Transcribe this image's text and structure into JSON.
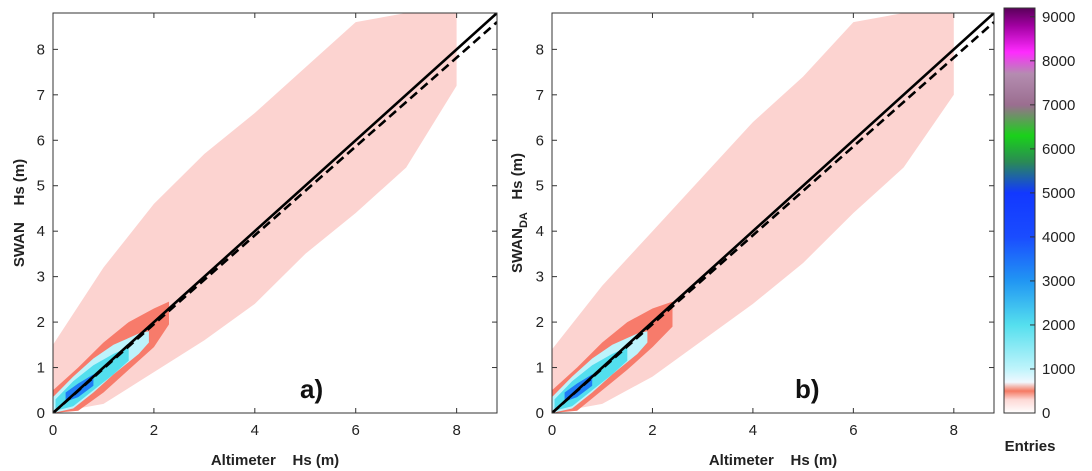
{
  "chart_data": [
    {
      "type": "heatmap",
      "panel": "a)",
      "xlabel": "Altimeter    Hs (m)",
      "ylabel": "SWAN    Hs (m)",
      "ylabel_subscript": "",
      "xlim": [
        0,
        8.8
      ],
      "ylim": [
        0,
        8.8
      ],
      "xticks": [
        0,
        2,
        4,
        6,
        8
      ],
      "yticks": [
        0,
        1,
        2,
        3,
        4,
        5,
        6,
        7,
        8
      ],
      "lines": [
        {
          "style": "solid",
          "x": [
            0,
            8.8
          ],
          "y": [
            0,
            8.8
          ]
        },
        {
          "style": "dashed",
          "x": [
            0,
            8.8
          ],
          "y": [
            0,
            8.6
          ]
        }
      ],
      "density_band": {
        "x": [
          0,
          1,
          2,
          3,
          4,
          5,
          6,
          7,
          8
        ],
        "y_low": [
          0,
          0.2,
          0.9,
          1.6,
          2.4,
          3.5,
          4.4,
          5.4,
          7.2
        ],
        "y_high": [
          1.5,
          3.2,
          4.6,
          5.7,
          6.6,
          7.6,
          8.6,
          8.8,
          8.8
        ]
      },
      "core_band": {
        "x": [
          0,
          0.5,
          1,
          1.5,
          2,
          2.3
        ],
        "y_low": [
          0,
          0.05,
          0.45,
          0.95,
          1.45,
          1.95
        ],
        "y_high": [
          0.5,
          1.0,
          1.55,
          2.0,
          2.3,
          2.45
        ]
      }
    },
    {
      "type": "heatmap",
      "panel": "b)",
      "xlabel": "Altimeter    Hs (m)",
      "ylabel": "SWAN",
      "ylabel_subscript": "DA",
      "ylabel_suffix": "   Hs (m)",
      "xlim": [
        0,
        8.8
      ],
      "ylim": [
        0,
        8.8
      ],
      "xticks": [
        0,
        2,
        4,
        6,
        8
      ],
      "yticks": [
        0,
        1,
        2,
        3,
        4,
        5,
        6,
        7,
        8
      ],
      "lines": [
        {
          "style": "solid",
          "x": [
            0,
            8.8
          ],
          "y": [
            0,
            8.8
          ]
        },
        {
          "style": "dashed",
          "x": [
            0,
            8.8
          ],
          "y": [
            0,
            8.6
          ]
        }
      ],
      "density_band": {
        "x": [
          0,
          1,
          2,
          3,
          4,
          5,
          6,
          7,
          8
        ],
        "y_low": [
          0,
          0.2,
          0.8,
          1.6,
          2.4,
          3.3,
          4.4,
          5.4,
          7.0
        ],
        "y_high": [
          1.4,
          2.8,
          4.0,
          5.2,
          6.4,
          7.4,
          8.6,
          8.8,
          8.8
        ]
      },
      "core_band": {
        "x": [
          0,
          0.5,
          1,
          1.5,
          2,
          2.4
        ],
        "y_low": [
          0,
          0.05,
          0.5,
          0.95,
          1.45,
          1.9
        ],
        "y_high": [
          0.5,
          1.0,
          1.55,
          2.0,
          2.3,
          2.45
        ]
      }
    }
  ],
  "colorbar": {
    "title": "Entries",
    "range": [
      0,
      9200
    ],
    "ticks": [
      0,
      1000,
      2000,
      3000,
      4000,
      5000,
      6000,
      7000,
      8000,
      9000
    ],
    "stops": [
      {
        "value": 0,
        "color": "#ffffff"
      },
      {
        "value": 300,
        "color": "#fdd9d6"
      },
      {
        "value": 500,
        "color": "#f57a63"
      },
      {
        "value": 700,
        "color": "#f0f8ff"
      },
      {
        "value": 1000,
        "color": "#bff4fb"
      },
      {
        "value": 2000,
        "color": "#55dfee"
      },
      {
        "value": 3000,
        "color": "#2196f3"
      },
      {
        "value": 4000,
        "color": "#1a4cff"
      },
      {
        "value": 5000,
        "color": "#1238ff"
      },
      {
        "value": 5700,
        "color": "#2a8a55"
      },
      {
        "value": 6300,
        "color": "#1ad11a"
      },
      {
        "value": 7000,
        "color": "#9b6e90"
      },
      {
        "value": 7700,
        "color": "#b48cb0"
      },
      {
        "value": 8200,
        "color": "#ff2aff"
      },
      {
        "value": 8800,
        "color": "#a100a1"
      },
      {
        "value": 9200,
        "color": "#5a005a"
      }
    ]
  },
  "colors": {
    "outer": "#fcd3d0",
    "mid": "#f77b6b",
    "core_light": "#bdf3fb",
    "core": "#53dfee",
    "hot": "#1f7cf5",
    "line": "#000000"
  }
}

━━━━

DO THIS
Reproduce every entry word for word, but omit the pictures.

SOLUTION TO THIS EXERCISE
Transcribe this image's text and structure into JSON.
{
  "chart_data": [
    {
      "type": "heatmap",
      "panel": "a)",
      "xlabel": "Altimeter    Hs (m)",
      "ylabel": "SWAN    Hs (m)",
      "ylabel_subscript": "",
      "xlim": [
        0,
        8.8
      ],
      "ylim": [
        0,
        8.8
      ],
      "xticks": [
        0,
        2,
        4,
        6,
        8
      ],
      "yticks": [
        0,
        1,
        2,
        3,
        4,
        5,
        6,
        7,
        8
      ],
      "lines": [
        {
          "style": "solid",
          "x": [
            0,
            8.8
          ],
          "y": [
            0,
            8.8
          ]
        },
        {
          "style": "dashed",
          "x": [
            0,
            8.8
          ],
          "y": [
            0,
            8.6
          ]
        }
      ],
      "density_band": {
        "x": [
          0,
          1,
          2,
          3,
          4,
          5,
          6,
          7,
          8
        ],
        "y_low": [
          0,
          0.2,
          0.9,
          1.6,
          2.4,
          3.5,
          4.4,
          5.4,
          7.2
        ],
        "y_high": [
          1.5,
          3.2,
          4.6,
          5.7,
          6.6,
          7.6,
          8.6,
          8.8,
          8.8
        ]
      },
      "core_band": {
        "x": [
          0,
          0.5,
          1,
          1.5,
          2,
          2.3
        ],
        "y_low": [
          0,
          0.05,
          0.45,
          0.95,
          1.45,
          1.95
        ],
        "y_high": [
          0.5,
          1.0,
          1.55,
          2.0,
          2.3,
          2.45
        ]
      }
    },
    {
      "type": "heatmap",
      "panel": "b)",
      "xlabel": "Altimeter    Hs (m)",
      "ylabel": "SWAN",
      "ylabel_subscript": "DA",
      "ylabel_suffix": "   Hs (m)",
      "xlim": [
        0,
        8.8
      ],
      "ylim": [
        0,
        8.8
      ],
      "xticks": [
        0,
        2,
        4,
        6,
        8
      ],
      "yticks": [
        0,
        1,
        2,
        3,
        4,
        5,
        6,
        7,
        8
      ],
      "lines": [
        {
          "style": "solid",
          "x": [
            0,
            8.8
          ],
          "y": [
            0,
            8.8
          ]
        },
        {
          "style": "dashed",
          "x": [
            0,
            8.8
          ],
          "y": [
            0,
            8.6
          ]
        }
      ],
      "density_band": {
        "x": [
          0,
          1,
          2,
          3,
          4,
          5,
          6,
          7,
          8
        ],
        "y_low": [
          0,
          0.2,
          0.8,
          1.6,
          2.4,
          3.3,
          4.4,
          5.4,
          7.0
        ],
        "y_high": [
          1.4,
          2.8,
          4.0,
          5.2,
          6.4,
          7.4,
          8.6,
          8.8,
          8.8
        ]
      },
      "core_band": {
        "x": [
          0,
          0.5,
          1,
          1.5,
          2,
          2.4
        ],
        "y_low": [
          0,
          0.05,
          0.5,
          0.95,
          1.45,
          1.9
        ],
        "y_high": [
          0.5,
          1.0,
          1.55,
          2.0,
          2.3,
          2.45
        ]
      }
    }
  ],
  "colorbar": {
    "title": "Entries",
    "range": [
      0,
      9200
    ],
    "ticks": [
      0,
      1000,
      2000,
      3000,
      4000,
      5000,
      6000,
      7000,
      8000,
      9000
    ],
    "stops": [
      {
        "value": 0,
        "color": "#ffffff"
      },
      {
        "value": 300,
        "color": "#fdd9d6"
      },
      {
        "value": 500,
        "color": "#f57a63"
      },
      {
        "value": 700,
        "color": "#f0f8ff"
      },
      {
        "value": 1000,
        "color": "#bff4fb"
      },
      {
        "value": 2000,
        "color": "#55dfee"
      },
      {
        "value": 3000,
        "color": "#2196f3"
      },
      {
        "value": 4000,
        "color": "#1a4cff"
      },
      {
        "value": 5000,
        "color": "#1238ff"
      },
      {
        "value": 5700,
        "color": "#2a8a55"
      },
      {
        "value": 6300,
        "color": "#1ad11a"
      },
      {
        "value": 7000,
        "color": "#9b6e90"
      },
      {
        "value": 7700,
        "color": "#b48cb0"
      },
      {
        "value": 8200,
        "color": "#ff2aff"
      },
      {
        "value": 8800,
        "color": "#a100a1"
      },
      {
        "value": 9200,
        "color": "#5a005a"
      }
    ]
  },
  "colors": {
    "outer": "#fcd3d0",
    "mid": "#f77b6b",
    "core_light": "#bdf3fb",
    "core": "#53dfee",
    "hot": "#1f7cf5",
    "line": "#000000"
  }
}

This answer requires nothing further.